** Start **

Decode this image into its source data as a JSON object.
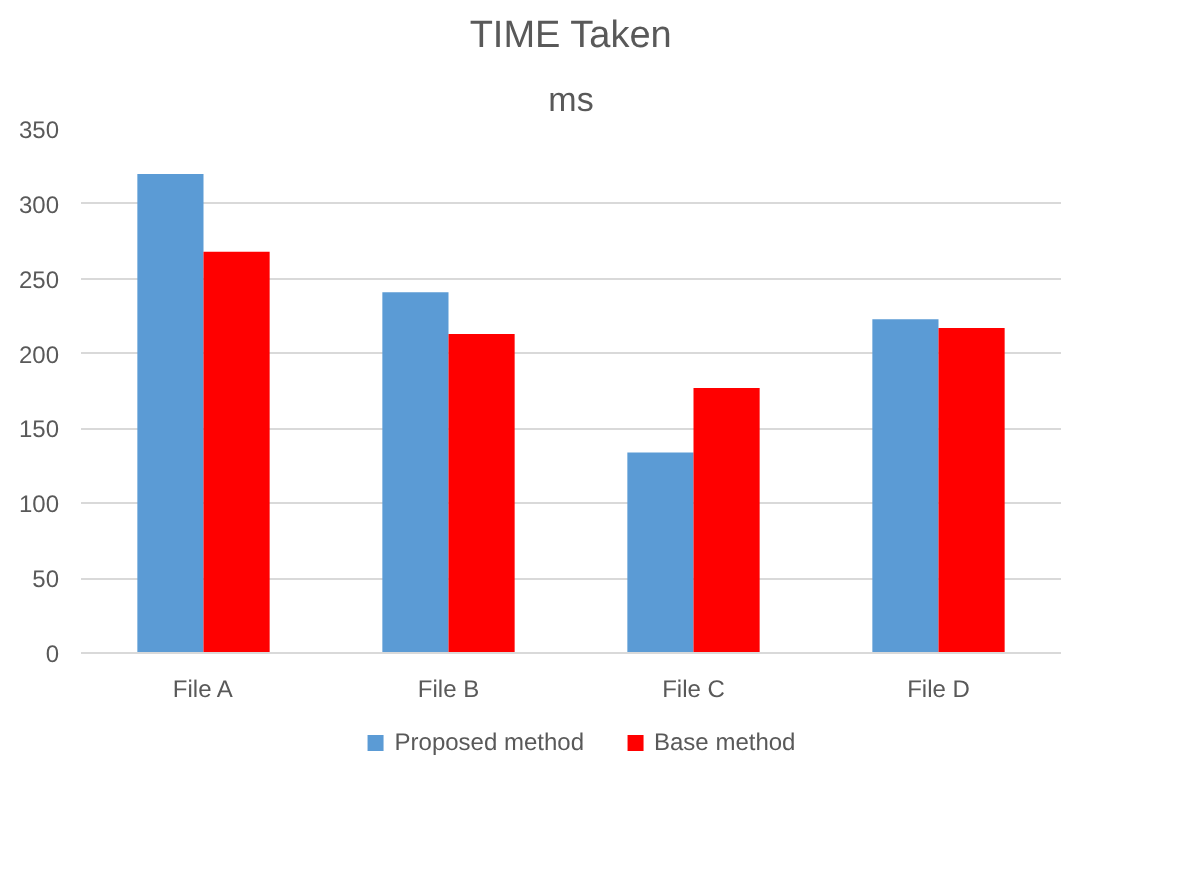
{
  "chart_data": {
    "type": "bar",
    "title": "TIME Taken",
    "subtitle": "ms",
    "categories": [
      "File A",
      "File B",
      "File C",
      "File D"
    ],
    "series": [
      {
        "name": "Proposed method",
        "color": "#5b9bd5",
        "values": [
          320,
          241,
          134,
          223
        ]
      },
      {
        "name": "Base method",
        "color": "#ff0000",
        "values": [
          268,
          213,
          177,
          217
        ]
      }
    ],
    "ylim": [
      0,
      350
    ],
    "yticks": [
      0,
      50,
      100,
      150,
      200,
      250,
      300,
      350
    ],
    "grid": "y",
    "legend": "bottom"
  }
}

** End **

**TASK BRIEF**
Which lines hold the string "name"? List them all.

**RESPONSE FOR THIS EXERCISE**
        "name": "Proposed method",
        "name": "Base method",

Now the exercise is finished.